Exercise directions:
Quote all lines below exactly. Images stay out.

***** Data lines *****

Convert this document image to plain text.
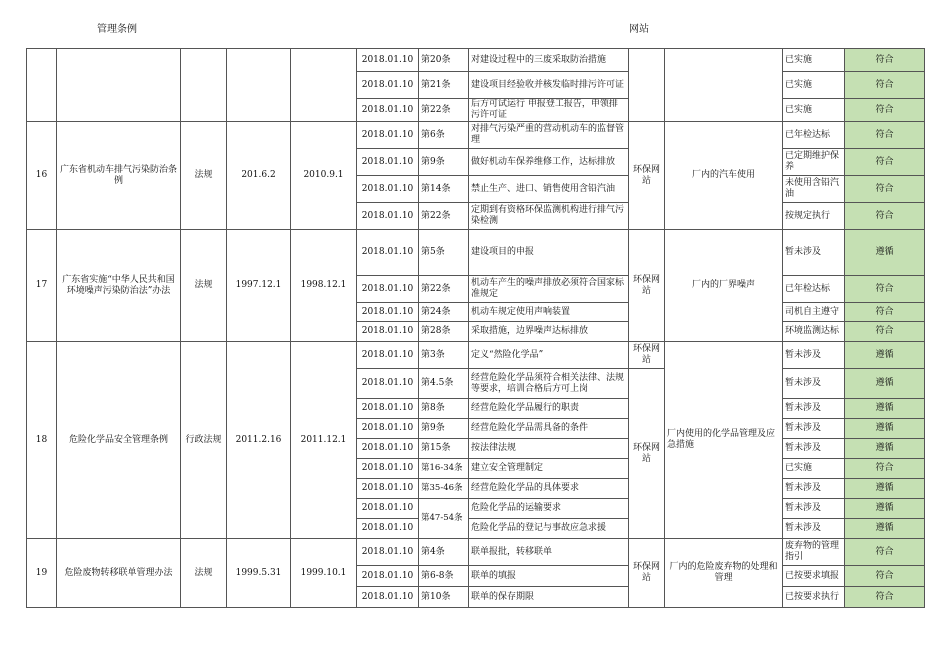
管理条例	网站
					2018.01.10	第20条	对建设过程中的三废采取防治措施			已实施	符合
					2018.01.10	第21条	建设项目经验收并核发临时排污许可证			已实施	符合
					2018.01.10	第22条	后方可试运行 申报登工报告，申领排污许可证			已实施	符合
16	广东省机动车排气污染防治条例	法规	201.6.2	2010.9.1	2018.01.10	第6条	对排气污染严重的营动机动车的监督管理	环保网站	厂内的汽车使用	已年检达标	符合
					2018.01.10	第9条	做好机动车保养维修工作，达标排放			已定期维护保养	符合
					2018.01.10	第14条	禁止生产、进口、销售使用含铅汽油			未使用含铅汽油	符合
					2018.01.10	第22条	定期到有资格环保监测机构进行排气污染检测			按规定执行	符合
17	广东省实施“中华人民共和国环境噪声污染防治法”办法	法规	1997.12.1	1998.12.1	2018.01.10	第5条	建设项目的申报	环保网站	厂内的厂界噪声	暂未涉及	遵循
					2018.01.10	第22条	机动车产生的噪声排放必须符合国家标准规定			已年检达标	符合
					2018.01.10	第24条	机动车规定使用声响装置			司机自主遵守	符合
					2018.01.10	第28条	采取措施，边界噪声达标排放			环境监测达标	符合
18	危险化学品安全管理条例	行政法规	2011.2.16	2011.12.1	2018.01.10	第3条	定义“然险化学品”	环保网站	厂内使用的化学品管理及应急措施	暂未涉及	遵循
					2018.01.10	第4.5条	经营危险化学品须符合相关法律、法规等要求，培训合格后方可上岗	环保网站		暂未涉及	遵循
					2018.01.10	第8条	经营危险化学品履行的职责			暂未涉及	遵循
					2018.01.10	第9条	经营危险化学品需具备的条件			暂未涉及	遵循
					2018.01.10	第15条	按法律法规			暂未涉及	遵循
					2018.01.10	第16-34条	建立安全管理制定			已实施	符合
					2018.01.10	第35-46条	经营危险化学品的具体要求			暂未涉及	遵循
					2018.01.10	第47-54条	危险化学品的运输要求			暂未涉及	遵循
					2018.01.10		危险化学品的登记与事故应急求援			暂未涉及	遵循
19	危险废物转移联单管理办法	法规	1999.5.31	1999.10.1	2018.01.10	第4条	联单报批，转移联单	环保网站	厂内的危险废弃物的处理和管理	废弃物的管理指引	符合
					2018.01.10	第6-8条	联单的填报			已按要求填报	符合
					2018.01.10	第10条	联单的保存期限			已按要求执行	符合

*****

Final result:
Convert this document image to plain text.
管理条例	网站
					2018.01.10	第20条	对建设过程中的三废采取防治措施			已实施	符合
					2018.01.10	第21条	建设项目经验收并核发临时排污许可证			已实施	符合
					2018.01.10	第22条	后方可试运行 申报登工报告，申领排污许可证			已实施	符合
16	广东省机动车排气污染防治条例	法规	201.6.2	2010.9.1	2018.01.10	第6条	对排气污染严重的营动机动车的监督管理	环保网站	厂内的汽车使用	已年检达标	符合
					2018.01.10	第9条	做好机动车保养维修工作，达标排放			已定期维护保养	符合
					2018.01.10	第14条	禁止生产、进口、销售使用含铅汽油			未使用含铅汽油	符合
					2018.01.10	第22条	定期到有资格环保监测机构进行排气污染检测			按规定执行	符合
17	广东省实施“中华人民共和国环境噪声污染防治法”办法	法规	1997.12.1	1998.12.1	2018.01.10	第5条	建设项目的申报	环保网站	厂内的厂界噪声	暂未涉及	遵循
					2018.01.10	第22条	机动车产生的噪声排放必须符合国家标准规定			已年检达标	符合
					2018.01.10	第24条	机动车规定使用声响装置			司机自主遵守	符合
					2018.01.10	第28条	采取措施，边界噪声达标排放			环境监测达标	符合
18	危险化学品安全管理条例	行政法规	2011.2.16	2011.12.1	2018.01.10	第3条	定义“然险化学品”	环保网站	厂内使用的化学品管理及应急措施	暂未涉及	遵循
					2018.01.10	第4.5条	经营危险化学品须符合相关法律、法规等要求，培训合格后方可上岗	环保网站		暂未涉及	遵循
					2018.01.10	第8条	经营危险化学品履行的职责			暂未涉及	遵循
					2018.01.10	第9条	经营危险化学品需具备的条件			暂未涉及	遵循
					2018.01.10	第15条	按法律法规			暂未涉及	遵循
					2018.01.10	第16-34条	建立安全管理制定			已实施	符合
					2018.01.10	第35-46条	经营危险化学品的具体要求			暂未涉及	遵循
					2018.01.10	第47-54条	危险化学品的运输要求			暂未涉及	遵循
					2018.01.10		危险化学品的登记与事故应急求援			暂未涉及	遵循
19	危险废物转移联单管理办法	法规	1999.5.31	1999.10.1	2018.01.10	第4条	联单报批，转移联单	环保网站	厂内的危险废弃物的处理和管理	废弃物的管理指引	符合
					2018.01.10	第6-8条	联单的填报			已按要求填报	符合
					2018.01.10	第10条	联单的保存期限			已按要求执行	符合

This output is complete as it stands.